>> Start Available data

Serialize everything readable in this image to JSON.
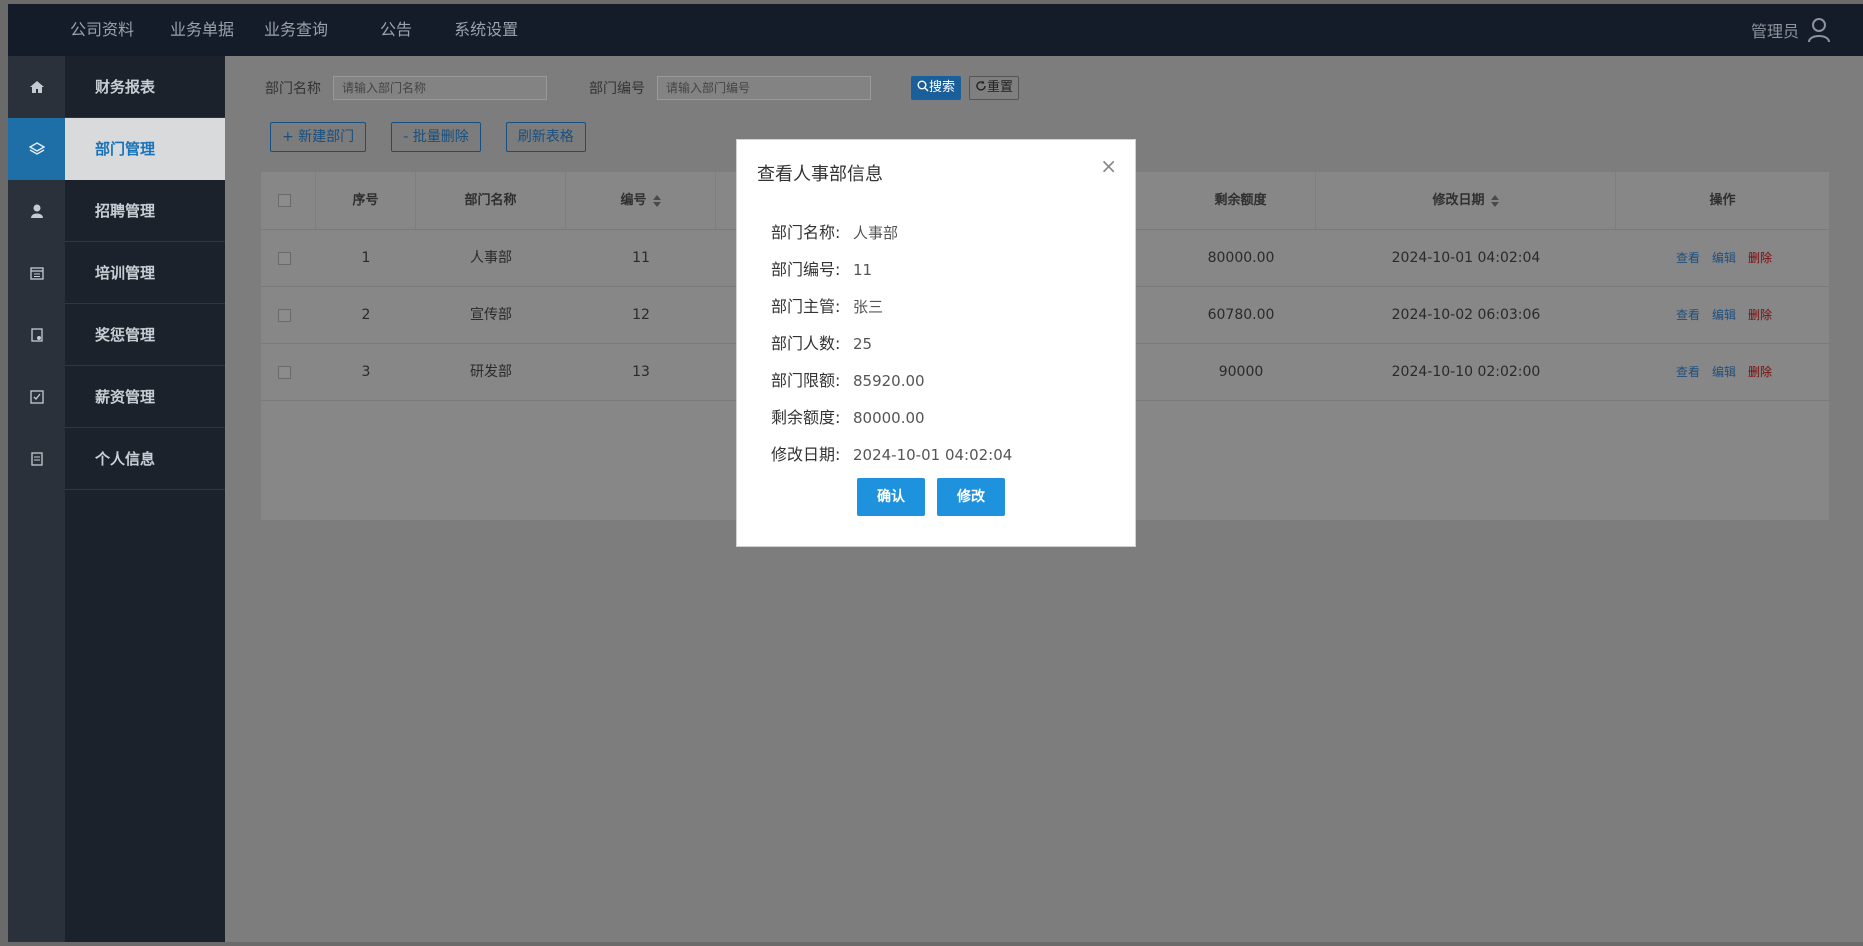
{
  "topnav": {
    "items": [
      "公司资料",
      "业务单据",
      "业务查询",
      "公告",
      "系统设置"
    ],
    "user": "管理员"
  },
  "sidebar": {
    "items": [
      {
        "label": "财务报表",
        "icon": "home-icon"
      },
      {
        "label": "部门管理",
        "icon": "layers-icon"
      },
      {
        "label": "招聘管理",
        "icon": "person-icon"
      },
      {
        "label": "培训管理",
        "icon": "calendar-icon"
      },
      {
        "label": "奖惩管理",
        "icon": "award-icon"
      },
      {
        "label": "薪资管理",
        "icon": "checklist-icon"
      },
      {
        "label": "个人信息",
        "icon": "profile-icon"
      }
    ],
    "active_index": 1
  },
  "filter": {
    "name_label": "部门名称",
    "name_placeholder": "请输入部门名称",
    "code_label": "部门编号",
    "code_placeholder": "请输入部门编号",
    "search_label": "搜索",
    "reset_label": "重置"
  },
  "actions": {
    "new_label": "+ 新建部门",
    "batch_delete_label": "- 批量删除",
    "refresh_label": "刷新表格"
  },
  "table": {
    "headers": {
      "index": "序号",
      "name": "部门名称",
      "code": "编号",
      "remaining": "剩余额度",
      "modified": "修改日期",
      "ops": "操作"
    },
    "rows": [
      {
        "index": "1",
        "name": "人事部",
        "code": "11",
        "remaining": "80000.00",
        "modified": "2024-10-01 04:02:04"
      },
      {
        "index": "2",
        "name": "宣传部",
        "code": "12",
        "remaining": "60780.00",
        "modified": "2024-10-02 06:03:06"
      },
      {
        "index": "3",
        "name": "研发部",
        "code": "13",
        "remaining": "90000",
        "modified": "2024-10-10 02:02:00"
      }
    ],
    "op_labels": {
      "view": "查看",
      "edit": "编辑",
      "delete": "删除"
    }
  },
  "modal": {
    "title": "查看人事部信息",
    "close": "×",
    "fields": [
      {
        "label": "部门名称:",
        "value": "人事部"
      },
      {
        "label": "部门编号:",
        "value": "11"
      },
      {
        "label": "部门主管:",
        "value": "张三"
      },
      {
        "label": "部门人数:",
        "value": "25"
      },
      {
        "label": "部门限额:",
        "value": "85920.00"
      },
      {
        "label": "剩余额度:",
        "value": "80000.00"
      },
      {
        "label": "修改日期:",
        "value": "2024-10-01 04:02:04"
      }
    ],
    "confirm_label": "确认",
    "edit_label": "修改"
  }
}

>> End Available data

| Task |
Return the whole listing, word for word, and leave out every picture.

| Problem solution |
Serialize everything readable in this image to JSON.
{
  "topnav": {
    "items": [
      "公司资料",
      "业务单据",
      "业务查询",
      "公告",
      "系统设置"
    ],
    "user": "管理员"
  },
  "sidebar": {
    "items": [
      {
        "label": "财务报表",
        "icon": "home-icon"
      },
      {
        "label": "部门管理",
        "icon": "layers-icon"
      },
      {
        "label": "招聘管理",
        "icon": "person-icon"
      },
      {
        "label": "培训管理",
        "icon": "calendar-icon"
      },
      {
        "label": "奖惩管理",
        "icon": "award-icon"
      },
      {
        "label": "薪资管理",
        "icon": "checklist-icon"
      },
      {
        "label": "个人信息",
        "icon": "profile-icon"
      }
    ],
    "active_index": 1
  },
  "filter": {
    "name_label": "部门名称",
    "name_placeholder": "请输入部门名称",
    "code_label": "部门编号",
    "code_placeholder": "请输入部门编号",
    "search_label": "搜索",
    "reset_label": "重置"
  },
  "actions": {
    "new_label": "+ 新建部门",
    "batch_delete_label": "- 批量删除",
    "refresh_label": "刷新表格"
  },
  "table": {
    "headers": {
      "index": "序号",
      "name": "部门名称",
      "code": "编号",
      "remaining": "剩余额度",
      "modified": "修改日期",
      "ops": "操作"
    },
    "rows": [
      {
        "index": "1",
        "name": "人事部",
        "code": "11",
        "remaining": "80000.00",
        "modified": "2024-10-01 04:02:04"
      },
      {
        "index": "2",
        "name": "宣传部",
        "code": "12",
        "remaining": "60780.00",
        "modified": "2024-10-02 06:03:06"
      },
      {
        "index": "3",
        "name": "研发部",
        "code": "13",
        "remaining": "90000",
        "modified": "2024-10-10 02:02:00"
      }
    ],
    "op_labels": {
      "view": "查看",
      "edit": "编辑",
      "delete": "删除"
    }
  },
  "modal": {
    "title": "查看人事部信息",
    "close": "×",
    "fields": [
      {
        "label": "部门名称:",
        "value": "人事部"
      },
      {
        "label": "部门编号:",
        "value": "11"
      },
      {
        "label": "部门主管:",
        "value": "张三"
      },
      {
        "label": "部门人数:",
        "value": "25"
      },
      {
        "label": "部门限额:",
        "value": "85920.00"
      },
      {
        "label": "剩余额度:",
        "value": "80000.00"
      },
      {
        "label": "修改日期:",
        "value": "2024-10-01 04:02:04"
      }
    ],
    "confirm_label": "确认",
    "edit_label": "修改"
  }
}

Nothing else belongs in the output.